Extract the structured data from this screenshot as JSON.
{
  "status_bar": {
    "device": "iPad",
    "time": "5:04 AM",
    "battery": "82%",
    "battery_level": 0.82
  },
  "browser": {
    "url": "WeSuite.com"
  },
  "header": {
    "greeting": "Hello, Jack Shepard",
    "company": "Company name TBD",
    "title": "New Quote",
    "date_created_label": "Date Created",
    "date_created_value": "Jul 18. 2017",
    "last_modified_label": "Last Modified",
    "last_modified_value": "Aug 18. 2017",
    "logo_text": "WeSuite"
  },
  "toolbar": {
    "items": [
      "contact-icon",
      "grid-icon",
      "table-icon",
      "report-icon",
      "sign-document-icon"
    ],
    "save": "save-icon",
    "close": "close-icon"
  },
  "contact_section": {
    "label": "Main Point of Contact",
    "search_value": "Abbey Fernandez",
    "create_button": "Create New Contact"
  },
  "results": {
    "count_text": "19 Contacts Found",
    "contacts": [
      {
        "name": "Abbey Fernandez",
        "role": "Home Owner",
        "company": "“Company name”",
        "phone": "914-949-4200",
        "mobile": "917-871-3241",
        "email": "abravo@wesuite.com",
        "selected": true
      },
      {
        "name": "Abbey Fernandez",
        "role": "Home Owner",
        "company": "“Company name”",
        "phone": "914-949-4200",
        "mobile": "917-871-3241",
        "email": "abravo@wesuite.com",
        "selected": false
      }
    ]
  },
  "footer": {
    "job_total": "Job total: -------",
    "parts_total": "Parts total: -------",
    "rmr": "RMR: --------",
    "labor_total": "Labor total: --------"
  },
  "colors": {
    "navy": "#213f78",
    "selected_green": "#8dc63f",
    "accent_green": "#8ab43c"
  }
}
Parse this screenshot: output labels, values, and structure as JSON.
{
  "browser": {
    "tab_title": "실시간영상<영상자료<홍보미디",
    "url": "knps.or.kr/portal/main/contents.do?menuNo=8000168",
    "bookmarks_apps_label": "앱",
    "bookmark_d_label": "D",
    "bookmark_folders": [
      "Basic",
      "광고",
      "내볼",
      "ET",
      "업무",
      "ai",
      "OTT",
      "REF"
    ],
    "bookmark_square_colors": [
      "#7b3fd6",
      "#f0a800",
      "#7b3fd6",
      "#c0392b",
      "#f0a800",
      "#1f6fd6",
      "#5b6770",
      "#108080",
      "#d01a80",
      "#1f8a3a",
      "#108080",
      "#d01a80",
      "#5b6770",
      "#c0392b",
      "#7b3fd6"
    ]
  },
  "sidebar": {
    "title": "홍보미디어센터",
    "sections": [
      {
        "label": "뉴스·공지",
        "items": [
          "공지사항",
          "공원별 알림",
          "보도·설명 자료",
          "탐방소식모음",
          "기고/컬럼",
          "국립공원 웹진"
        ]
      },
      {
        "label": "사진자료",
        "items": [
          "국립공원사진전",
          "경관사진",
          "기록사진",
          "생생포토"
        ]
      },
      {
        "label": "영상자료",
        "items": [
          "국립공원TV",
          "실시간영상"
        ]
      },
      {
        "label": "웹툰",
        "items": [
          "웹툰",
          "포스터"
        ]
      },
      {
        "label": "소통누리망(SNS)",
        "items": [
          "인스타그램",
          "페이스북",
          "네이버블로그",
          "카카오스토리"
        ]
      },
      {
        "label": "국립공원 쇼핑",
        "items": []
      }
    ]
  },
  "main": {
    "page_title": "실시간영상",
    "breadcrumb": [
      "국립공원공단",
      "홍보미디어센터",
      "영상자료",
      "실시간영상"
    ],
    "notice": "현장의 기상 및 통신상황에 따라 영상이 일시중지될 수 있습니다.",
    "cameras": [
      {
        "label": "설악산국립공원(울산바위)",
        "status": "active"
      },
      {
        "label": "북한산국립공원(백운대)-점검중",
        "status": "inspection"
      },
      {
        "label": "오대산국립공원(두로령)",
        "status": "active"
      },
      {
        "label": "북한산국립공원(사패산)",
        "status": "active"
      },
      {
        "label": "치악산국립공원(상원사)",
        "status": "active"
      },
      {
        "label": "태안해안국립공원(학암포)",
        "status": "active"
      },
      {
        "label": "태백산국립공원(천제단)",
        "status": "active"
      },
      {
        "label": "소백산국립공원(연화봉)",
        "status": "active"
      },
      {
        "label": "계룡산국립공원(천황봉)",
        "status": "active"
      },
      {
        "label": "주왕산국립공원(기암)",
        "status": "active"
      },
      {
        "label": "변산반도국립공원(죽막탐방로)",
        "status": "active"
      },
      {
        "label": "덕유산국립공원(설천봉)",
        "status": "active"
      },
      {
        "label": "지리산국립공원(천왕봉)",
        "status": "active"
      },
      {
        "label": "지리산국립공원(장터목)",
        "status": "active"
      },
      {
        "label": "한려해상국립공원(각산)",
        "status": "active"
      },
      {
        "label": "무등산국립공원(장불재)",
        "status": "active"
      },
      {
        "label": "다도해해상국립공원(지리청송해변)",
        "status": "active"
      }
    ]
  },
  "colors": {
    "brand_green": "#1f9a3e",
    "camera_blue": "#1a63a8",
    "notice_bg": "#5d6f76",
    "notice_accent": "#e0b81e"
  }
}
━━━━━━━━━━
▸ **TO DO**:
From the preceding material, extract every line exactly.

▸ **SOLUTION TO THIS PROBLEM**:
Extract the structured data from this screenshot as JSON.
{
  "status_bar": {
    "device": "iPad",
    "time": "5:04 AM",
    "battery": "82%",
    "battery_level": 0.82
  },
  "browser": {
    "url": "WeSuite.com"
  },
  "header": {
    "greeting": "Hello, Jack Shepard",
    "company": "Company name TBD",
    "title": "New Quote",
    "date_created_label": "Date Created",
    "date_created_value": "Jul 18. 2017",
    "last_modified_label": "Last Modified",
    "last_modified_value": "Aug 18. 2017",
    "logo_text": "WeSuite"
  },
  "toolbar": {
    "items": [
      "contact-icon",
      "grid-icon",
      "table-icon",
      "report-icon",
      "sign-document-icon"
    ],
    "save": "save-icon",
    "close": "close-icon"
  },
  "contact_section": {
    "label": "Main Point of Contact",
    "search_value": "Abbey Fernandez",
    "create_button": "Create New Contact"
  },
  "results": {
    "count_text": "19 Contacts Found",
    "contacts": [
      {
        "name": "Abbey Fernandez",
        "role": "Home Owner",
        "company": "“Company name”",
        "phone": "914-949-4200",
        "mobile": "917-871-3241",
        "email": "abravo@wesuite.com",
        "selected": true
      },
      {
        "name": "Abbey Fernandez",
        "role": "Home Owner",
        "company": "“Company name”",
        "phone": "914-949-4200",
        "mobile": "917-871-3241",
        "email": "abravo@wesuite.com",
        "selected": false
      }
    ]
  },
  "footer": {
    "job_total": "Job total: -------",
    "parts_total": "Parts total: -------",
    "rmr": "RMR: --------",
    "labor_total": "Labor total: --------"
  },
  "colors": {
    "navy": "#213f78",
    "selected_green": "#8dc63f",
    "accent_green": "#8ab43c"
  }
}
Parse this screenshot: output labels, values, and structure as JSON.
{
  "browser": {
    "tab_title": "실시간영상<영상자료<홍보미디",
    "url": "knps.or.kr/portal/main/contents.do?menuNo=8000168",
    "bookmarks_apps_label": "앱",
    "bookmark_d_label": "D",
    "bookmark_folders": [
      "Basic",
      "광고",
      "내볼",
      "ET",
      "업무",
      "ai",
      "OTT",
      "REF"
    ],
    "bookmark_square_colors": [
      "#7b3fd6",
      "#f0a800",
      "#7b3fd6",
      "#c0392b",
      "#f0a800",
      "#1f6fd6",
      "#5b6770",
      "#108080",
      "#d01a80",
      "#1f8a3a",
      "#108080",
      "#d01a80",
      "#5b6770",
      "#c0392b",
      "#7b3fd6"
    ]
  },
  "sidebar": {
    "title": "홍보미디어센터",
    "sections": [
      {
        "label": "뉴스·공지",
        "items": [
          "공지사항",
          "공원별 알림",
          "보도·설명 자료",
          "탐방소식모음",
          "기고/컬럼",
          "국립공원 웹진"
        ]
      },
      {
        "label": "사진자료",
        "items": [
          "국립공원사진전",
          "경관사진",
          "기록사진",
          "생생포토"
        ]
      },
      {
        "label": "영상자료",
        "items": [
          "국립공원TV",
          "실시간영상"
        ]
      },
      {
        "label": "웹툰",
        "items": [
          "웹툰",
          "포스터"
        ]
      },
      {
        "label": "소통누리망(SNS)",
        "items": [
          "인스타그램",
          "페이스북",
          "네이버블로그",
          "카카오스토리"
        ]
      },
      {
        "label": "국립공원 쇼핑",
        "items": []
      }
    ]
  },
  "main": {
    "page_title": "실시간영상",
    "breadcrumb": [
      "국립공원공단",
      "홍보미디어센터",
      "영상자료",
      "실시간영상"
    ],
    "notice": "현장의 기상 및 통신상황에 따라 영상이 일시중지될 수 있습니다.",
    "cameras": [
      {
        "label": "설악산국립공원(울산바위)",
        "status": "active"
      },
      {
        "label": "북한산국립공원(백운대)-점검중",
        "status": "inspection"
      },
      {
        "label": "오대산국립공원(두로령)",
        "status": "active"
      },
      {
        "label": "북한산국립공원(사패산)",
        "status": "active"
      },
      {
        "label": "치악산국립공원(상원사)",
        "status": "active"
      },
      {
        "label": "태안해안국립공원(학암포)",
        "status": "active"
      },
      {
        "label": "태백산국립공원(천제단)",
        "status": "active"
      },
      {
        "label": "소백산국립공원(연화봉)",
        "status": "active"
      },
      {
        "label": "계룡산국립공원(천황봉)",
        "status": "active"
      },
      {
        "label": "주왕산국립공원(기암)",
        "status": "active"
      },
      {
        "label": "변산반도국립공원(죽막탐방로)",
        "status": "active"
      },
      {
        "label": "덕유산국립공원(설천봉)",
        "status": "active"
      },
      {
        "label": "지리산국립공원(천왕봉)",
        "status": "active"
      },
      {
        "label": "지리산국립공원(장터목)",
        "status": "active"
      },
      {
        "label": "한려해상국립공원(각산)",
        "status": "active"
      },
      {
        "label": "무등산국립공원(장불재)",
        "status": "active"
      },
      {
        "label": "다도해해상국립공원(지리청송해변)",
        "status": "active"
      }
    ]
  },
  "colors": {
    "brand_green": "#1f9a3e",
    "camera_blue": "#1a63a8",
    "notice_bg": "#5d6f76",
    "notice_accent": "#e0b81e"
  }
}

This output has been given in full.